==== DATASET RECORDS

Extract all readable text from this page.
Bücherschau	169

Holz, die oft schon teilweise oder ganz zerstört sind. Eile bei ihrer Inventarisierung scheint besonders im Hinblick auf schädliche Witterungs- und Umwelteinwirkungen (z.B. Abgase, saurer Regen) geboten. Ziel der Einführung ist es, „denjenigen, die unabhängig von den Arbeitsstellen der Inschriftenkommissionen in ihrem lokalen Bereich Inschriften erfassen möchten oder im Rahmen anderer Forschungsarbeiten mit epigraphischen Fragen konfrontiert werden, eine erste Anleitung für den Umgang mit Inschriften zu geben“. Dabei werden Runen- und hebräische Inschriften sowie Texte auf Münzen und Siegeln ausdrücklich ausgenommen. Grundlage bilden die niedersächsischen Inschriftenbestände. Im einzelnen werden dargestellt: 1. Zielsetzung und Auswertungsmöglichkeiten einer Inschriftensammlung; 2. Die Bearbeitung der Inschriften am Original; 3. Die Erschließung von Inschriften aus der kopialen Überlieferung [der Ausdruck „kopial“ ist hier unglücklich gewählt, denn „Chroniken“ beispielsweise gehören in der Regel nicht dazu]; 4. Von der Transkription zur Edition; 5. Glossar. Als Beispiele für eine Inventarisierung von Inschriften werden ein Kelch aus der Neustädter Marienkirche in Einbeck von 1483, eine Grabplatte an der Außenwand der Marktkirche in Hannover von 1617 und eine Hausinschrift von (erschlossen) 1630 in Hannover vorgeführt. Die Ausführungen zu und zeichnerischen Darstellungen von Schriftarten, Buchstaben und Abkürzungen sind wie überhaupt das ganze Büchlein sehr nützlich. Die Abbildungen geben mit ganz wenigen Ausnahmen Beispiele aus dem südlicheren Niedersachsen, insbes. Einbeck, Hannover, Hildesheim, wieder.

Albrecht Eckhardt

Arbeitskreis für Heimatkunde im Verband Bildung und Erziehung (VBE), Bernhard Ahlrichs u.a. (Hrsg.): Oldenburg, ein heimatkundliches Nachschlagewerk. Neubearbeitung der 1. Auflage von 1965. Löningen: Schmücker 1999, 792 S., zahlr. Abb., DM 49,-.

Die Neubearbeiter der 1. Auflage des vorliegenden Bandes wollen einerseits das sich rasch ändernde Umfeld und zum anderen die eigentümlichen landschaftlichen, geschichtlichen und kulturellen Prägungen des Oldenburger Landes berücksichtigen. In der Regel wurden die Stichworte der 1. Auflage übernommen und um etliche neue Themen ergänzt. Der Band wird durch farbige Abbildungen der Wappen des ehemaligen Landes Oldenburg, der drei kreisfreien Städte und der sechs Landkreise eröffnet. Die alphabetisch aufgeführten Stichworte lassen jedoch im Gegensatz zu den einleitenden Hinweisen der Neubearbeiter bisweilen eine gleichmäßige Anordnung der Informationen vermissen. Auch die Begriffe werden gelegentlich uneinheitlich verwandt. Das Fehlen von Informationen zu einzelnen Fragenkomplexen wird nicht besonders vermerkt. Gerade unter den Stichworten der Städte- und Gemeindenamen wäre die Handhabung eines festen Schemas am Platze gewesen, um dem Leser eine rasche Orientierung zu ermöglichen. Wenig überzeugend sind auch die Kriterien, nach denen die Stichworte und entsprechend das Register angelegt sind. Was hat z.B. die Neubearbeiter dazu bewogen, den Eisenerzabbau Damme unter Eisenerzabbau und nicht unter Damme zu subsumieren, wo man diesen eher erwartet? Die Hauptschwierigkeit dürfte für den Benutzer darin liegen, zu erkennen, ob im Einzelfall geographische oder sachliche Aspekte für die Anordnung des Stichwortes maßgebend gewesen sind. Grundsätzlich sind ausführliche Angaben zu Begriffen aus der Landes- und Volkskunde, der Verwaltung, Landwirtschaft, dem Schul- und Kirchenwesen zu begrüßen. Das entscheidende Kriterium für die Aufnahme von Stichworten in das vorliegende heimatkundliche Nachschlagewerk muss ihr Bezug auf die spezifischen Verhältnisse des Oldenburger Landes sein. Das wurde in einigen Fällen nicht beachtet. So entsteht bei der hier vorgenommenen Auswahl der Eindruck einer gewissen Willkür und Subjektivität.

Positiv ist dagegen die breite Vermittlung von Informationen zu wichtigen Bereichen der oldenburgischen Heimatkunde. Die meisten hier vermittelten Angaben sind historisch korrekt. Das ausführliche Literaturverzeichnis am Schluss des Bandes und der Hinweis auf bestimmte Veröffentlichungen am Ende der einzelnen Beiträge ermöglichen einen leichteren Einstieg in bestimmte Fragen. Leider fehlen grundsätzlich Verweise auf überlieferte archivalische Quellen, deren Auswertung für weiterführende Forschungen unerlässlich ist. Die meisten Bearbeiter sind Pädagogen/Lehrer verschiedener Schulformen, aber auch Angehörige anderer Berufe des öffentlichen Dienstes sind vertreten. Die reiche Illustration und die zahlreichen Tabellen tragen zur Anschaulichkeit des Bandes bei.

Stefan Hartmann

========

- **EXERCISE INSTRUCTIONS**
Without dropping a single line, output the records above exactly.

- **OUTPUT OF THE EXERCISE**
Extract all readable text from this page.
Bücherschau	169

Holz, die oft schon teilweise oder ganz zerstört sind. Eile bei ihrer Inventarisierung scheint besonders im Hinblick auf schädliche Witterungs- und Umwelteinwirkungen (z.B. Abgase, saurer Regen) geboten. Ziel der Einführung ist es, „denjenigen, die unabhängig von den Arbeitsstellen der Inschriftenkommissionen in ihrem lokalen Bereich Inschriften erfassen möchten oder im Rahmen anderer Forschungsarbeiten mit epigraphischen Fragen konfrontiert werden, eine erste Anleitung für den Umgang mit Inschriften zu geben“. Dabei werden Runen- und hebräische Inschriften sowie Texte auf Münzen und Siegeln ausdrücklich ausgenommen. Grundlage bilden die niedersächsischen Inschriftenbestände. Im einzelnen werden dargestellt: 1. Zielsetzung und Auswertungsmöglichkeiten einer Inschriftensammlung; 2. Die Bearbeitung der Inschriften am Original; 3. Die Erschließung von Inschriften aus der kopialen Überlieferung [der Ausdruck „kopial“ ist hier unglücklich gewählt, denn „Chroniken“ beispielsweise gehören in der Regel nicht dazu]; 4. Von der Transkription zur Edition; 5. Glossar. Als Beispiele für eine Inventarisierung von Inschriften werden ein Kelch aus der Neustädter Marienkirche in Einbeck von 1483, eine Grabplatte an der Außenwand der Marktkirche in Hannover von 1617 und eine Hausinschrift von (erschlossen) 1630 in Hannover vorgeführt. Die Ausführungen zu und zeichnerischen Darstellungen von Schriftarten, Buchstaben und Abkürzungen sind wie überhaupt das ganze Büchlein sehr nützlich. Die Abbildungen geben mit ganz wenigen Ausnahmen Beispiele aus dem südlicheren Niedersachsen, insbes. Einbeck, Hannover, Hildesheim, wieder.

Albrecht Eckhardt

Arbeitskreis für Heimatkunde im Verband Bildung und Erziehung (VBE), Bernhard Ahlrichs u.a. (Hrsg.): Oldenburg, ein heimatkundliches Nachschlagewerk. Neubearbeitung der 1. Auflage von 1965. Löningen: Schmücker 1999, 792 S., zahlr. Abb., DM 49,-.

Die Neubearbeiter der 1. Auflage des vorliegenden Bandes wollen einerseits das sich rasch ändernde Umfeld und zum anderen die eigentümlichen landschaftlichen, geschichtlichen und kulturellen Prägungen des Oldenburger Landes berücksichtigen. In der Regel wurden die Stichworte der 1. Auflage übernommen und um etliche neue Themen ergänzt. Der Band wird durch farbige Abbildungen der Wappen des ehemaligen Landes Oldenburg, der drei kreisfreien Städte und der sechs Landkreise eröffnet. Die alphabetisch aufgeführten Stichworte lassen jedoch im Gegensatz zu den einleitenden Hinweisen der Neubearbeiter bisweilen eine gleichmäßige Anordnung der Informationen vermissen. Auch die Begriffe werden gelegentlich uneinheitlich verwandt. Das Fehlen von Informationen zu einzelnen Fragenkomplexen wird nicht besonders vermerkt. Gerade unter den Stichworten der Städte- und Gemeindenamen wäre die Handhabung eines festen Schemas am Platze gewesen, um dem Leser eine rasche Orientierung zu ermöglichen. Wenig überzeugend sind auch die Kriterien, nach denen die Stichworte und entsprechend das Register angelegt sind. Was hat z.B. die Neubearbeiter dazu bewogen, den Eisenerzabbau Damme unter Eisenerzabbau und nicht unter Damme zu subsumieren, wo man diesen eher erwartet? Die Hauptschwierigkeit dürfte für den Benutzer darin liegen, zu erkennen, ob im Einzelfall geographische oder sachliche Aspekte für die Anordnung des Stichwortes maßgebend gewesen sind. Grundsätzlich sind ausführliche Angaben zu Begriffen aus der Landes- und Volkskunde, der Verwaltung, Landwirtschaft, dem Schul- und Kirchenwesen zu begrüßen. Das entscheidende Kriterium für die Aufnahme von Stichworten in das vorliegende heimatkundliche Nachschlagewerk muss ihr Bezug auf die spezifischen Verhältnisse des Oldenburger Landes sein. Das wurde in einigen Fällen nicht beachtet. So entsteht bei der hier vorgenommenen Auswahl der Eindruck einer gewissen Willkür und Subjektivität.

Positiv ist dagegen die breite Vermittlung von Informationen zu wichtigen Bereichen der oldenburgischen Heimatkunde. Die meisten hier vermittelten Angaben sind historisch korrekt. Das ausführliche Literaturverzeichnis am Schluss des Bandes und der Hinweis auf bestimmte Veröffentlichungen am Ende der einzelnen Beiträge ermöglichen einen leichteren Einstieg in bestimmte Fragen. Leider fehlen grundsätzlich Verweise auf überlieferte archivalische Quellen, deren Auswertung für weiterführende Forschungen unerlässlich ist. Die meisten Bearbeiter sind Pädagogen/Lehrer verschiedener Schulformen, aber auch Angehörige anderer Berufe des öffentlichen Dienstes sind vertreten. Die reiche Illustration und die zahlreichen Tabellen tragen zur Anschaulichkeit des Bandes bei.

Stefan Hartmann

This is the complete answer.